[Task data]:
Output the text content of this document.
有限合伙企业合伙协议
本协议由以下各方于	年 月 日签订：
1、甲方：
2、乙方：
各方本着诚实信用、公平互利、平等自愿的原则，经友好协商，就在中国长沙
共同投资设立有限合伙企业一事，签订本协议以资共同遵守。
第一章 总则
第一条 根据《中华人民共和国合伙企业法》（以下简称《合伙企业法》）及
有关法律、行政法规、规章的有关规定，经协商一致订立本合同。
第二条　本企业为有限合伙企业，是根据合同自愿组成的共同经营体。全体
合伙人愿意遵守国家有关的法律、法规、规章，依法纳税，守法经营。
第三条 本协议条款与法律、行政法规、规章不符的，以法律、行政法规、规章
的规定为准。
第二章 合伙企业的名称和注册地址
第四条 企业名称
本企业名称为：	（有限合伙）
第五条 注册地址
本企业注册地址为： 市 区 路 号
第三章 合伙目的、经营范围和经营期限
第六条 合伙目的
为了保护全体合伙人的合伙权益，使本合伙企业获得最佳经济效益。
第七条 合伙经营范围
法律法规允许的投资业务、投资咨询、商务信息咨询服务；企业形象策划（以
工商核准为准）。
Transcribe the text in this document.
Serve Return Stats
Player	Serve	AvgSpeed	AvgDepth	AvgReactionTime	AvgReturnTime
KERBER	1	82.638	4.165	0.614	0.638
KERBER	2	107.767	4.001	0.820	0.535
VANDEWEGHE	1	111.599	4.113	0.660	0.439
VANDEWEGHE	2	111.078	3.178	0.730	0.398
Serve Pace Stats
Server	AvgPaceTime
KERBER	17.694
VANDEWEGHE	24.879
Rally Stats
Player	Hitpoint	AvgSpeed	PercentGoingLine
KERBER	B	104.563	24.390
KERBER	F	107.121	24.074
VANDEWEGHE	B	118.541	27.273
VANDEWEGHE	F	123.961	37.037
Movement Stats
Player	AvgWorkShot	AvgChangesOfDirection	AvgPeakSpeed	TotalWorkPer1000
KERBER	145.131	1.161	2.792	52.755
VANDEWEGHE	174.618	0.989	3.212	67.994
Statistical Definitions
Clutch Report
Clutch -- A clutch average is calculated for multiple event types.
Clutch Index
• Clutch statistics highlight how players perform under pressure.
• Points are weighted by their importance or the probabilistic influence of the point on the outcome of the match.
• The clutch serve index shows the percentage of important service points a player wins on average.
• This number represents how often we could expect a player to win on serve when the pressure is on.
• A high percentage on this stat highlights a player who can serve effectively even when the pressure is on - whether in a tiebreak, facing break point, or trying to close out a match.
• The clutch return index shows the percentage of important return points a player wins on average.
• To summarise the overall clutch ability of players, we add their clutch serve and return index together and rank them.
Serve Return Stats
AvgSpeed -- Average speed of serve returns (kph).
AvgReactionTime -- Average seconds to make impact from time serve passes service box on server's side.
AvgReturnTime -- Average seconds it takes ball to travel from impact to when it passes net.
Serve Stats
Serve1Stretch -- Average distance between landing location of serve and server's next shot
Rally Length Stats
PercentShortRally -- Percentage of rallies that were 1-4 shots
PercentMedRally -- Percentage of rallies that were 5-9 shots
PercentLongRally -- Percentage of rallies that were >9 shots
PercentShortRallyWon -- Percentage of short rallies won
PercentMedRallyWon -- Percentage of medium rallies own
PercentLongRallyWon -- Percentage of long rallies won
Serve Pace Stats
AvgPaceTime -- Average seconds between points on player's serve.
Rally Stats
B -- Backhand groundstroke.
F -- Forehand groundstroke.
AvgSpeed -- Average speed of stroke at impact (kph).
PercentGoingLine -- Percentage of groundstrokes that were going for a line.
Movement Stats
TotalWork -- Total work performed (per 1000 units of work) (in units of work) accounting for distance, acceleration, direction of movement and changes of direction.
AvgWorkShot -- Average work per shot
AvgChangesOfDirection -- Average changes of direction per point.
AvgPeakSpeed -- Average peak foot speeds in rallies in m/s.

[Your objective]: Copy out the material word for word and line for line.

[Exercise result]:
Output the text content of this document.
有限合伙企业合伙协议
本协议由以下各方于	年 月 日签订：
1、甲方：
2、乙方：
各方本着诚实信用、公平互利、平等自愿的原则，经友好协商，就在中国长沙
共同投资设立有限合伙企业一事，签订本协议以资共同遵守。
第一章 总则
第一条 根据《中华人民共和国合伙企业法》（以下简称《合伙企业法》）及
有关法律、行政法规、规章的有关规定，经协商一致订立本合同。
第二条　本企业为有限合伙企业，是根据合同自愿组成的共同经营体。全体
合伙人愿意遵守国家有关的法律、法规、规章，依法纳税，守法经营。
第三条 本协议条款与法律、行政法规、规章不符的，以法律、行政法规、规章
的规定为准。
第二章 合伙企业的名称和注册地址
第四条 企业名称
本企业名称为：	（有限合伙）
第五条 注册地址
本企业注册地址为： 市 区 路 号
第三章 合伙目的、经营范围和经营期限
第六条 合伙目的
为了保护全体合伙人的合伙权益，使本合伙企业获得最佳经济效益。
第七条 合伙经营范围
法律法规允许的投资业务、投资咨询、商务信息咨询服务；企业形象策划（以
工商核准为准）。
Transcribe the text in this document.
Serve Return Stats
Player	Serve	AvgSpeed	AvgDepth	AvgReactionTime	AvgReturnTime
KERBER	1	82.638	4.165	0.614	0.638
KERBER	2	107.767	4.001	0.820	0.535
VANDEWEGHE	1	111.599	4.113	0.660	0.439
VANDEWEGHE	2	111.078	3.178	0.730	0.398
Serve Pace Stats
Server	AvgPaceTime
KERBER	17.694
VANDEWEGHE	24.879
Rally Stats
Player	Hitpoint	AvgSpeed	PercentGoingLine
KERBER	B	104.563	24.390
KERBER	F	107.121	24.074
VANDEWEGHE	B	118.541	27.273
VANDEWEGHE	F	123.961	37.037
Movement Stats
Player	AvgWorkShot	AvgChangesOfDirection	AvgPeakSpeed	TotalWorkPer1000
KERBER	145.131	1.161	2.792	52.755
VANDEWEGHE	174.618	0.989	3.212	67.994
Statistical Definitions
Clutch Report
Clutch -- A clutch average is calculated for multiple event types.
Clutch Index
• Clutch statistics highlight how players perform under pressure.
• Points are weighted by their importance or the probabilistic influence of the point on the outcome of the match.
• The clutch serve index shows the percentage of important service points a player wins on average.
• This number represents how often we could expect a player to win on serve when the pressure is on.
• A high percentage on this stat highlights a player who can serve effectively even when the pressure is on - whether in a tiebreak, facing break point, or trying to close out a match.
• The clutch return index shows the percentage of important return points a player wins on average.
• To summarise the overall clutch ability of players, we add their clutch serve and return index together and rank them.
Serve Return Stats
AvgSpeed -- Average speed of serve returns (kph).
AvgReactionTime -- Average seconds to make impact from time serve passes service box on server's side.
AvgReturnTime -- Average seconds it takes ball to travel from impact to when it passes net.
Serve Stats
Serve1Stretch -- Average distance between landing location of serve and server's next shot
Rally Length Stats
PercentShortRally -- Percentage of rallies that were 1-4 shots
PercentMedRally -- Percentage of rallies that were 5-9 shots
PercentLongRally -- Percentage of rallies that were >9 shots
PercentShortRallyWon -- Percentage of short rallies won
PercentMedRallyWon -- Percentage of medium rallies own
PercentLongRallyWon -- Percentage of long rallies won
Serve Pace Stats
AvgPaceTime -- Average seconds between points on player's serve.
Rally Stats
B -- Backhand groundstroke.
F -- Forehand groundstroke.
AvgSpeed -- Average speed of stroke at impact (kph).
PercentGoingLine -- Percentage of groundstrokes that were going for a line.
Movement Stats
TotalWork -- Total work performed (per 1000 units of work) (in units of work) accounting for distance, acceleration, direction of movement and changes of direction.
AvgWorkShot -- Average work per shot
AvgChangesOfDirection -- Average changes of direction per point.
AvgPeakSpeed -- Average peak foot speeds in rallies in m/s.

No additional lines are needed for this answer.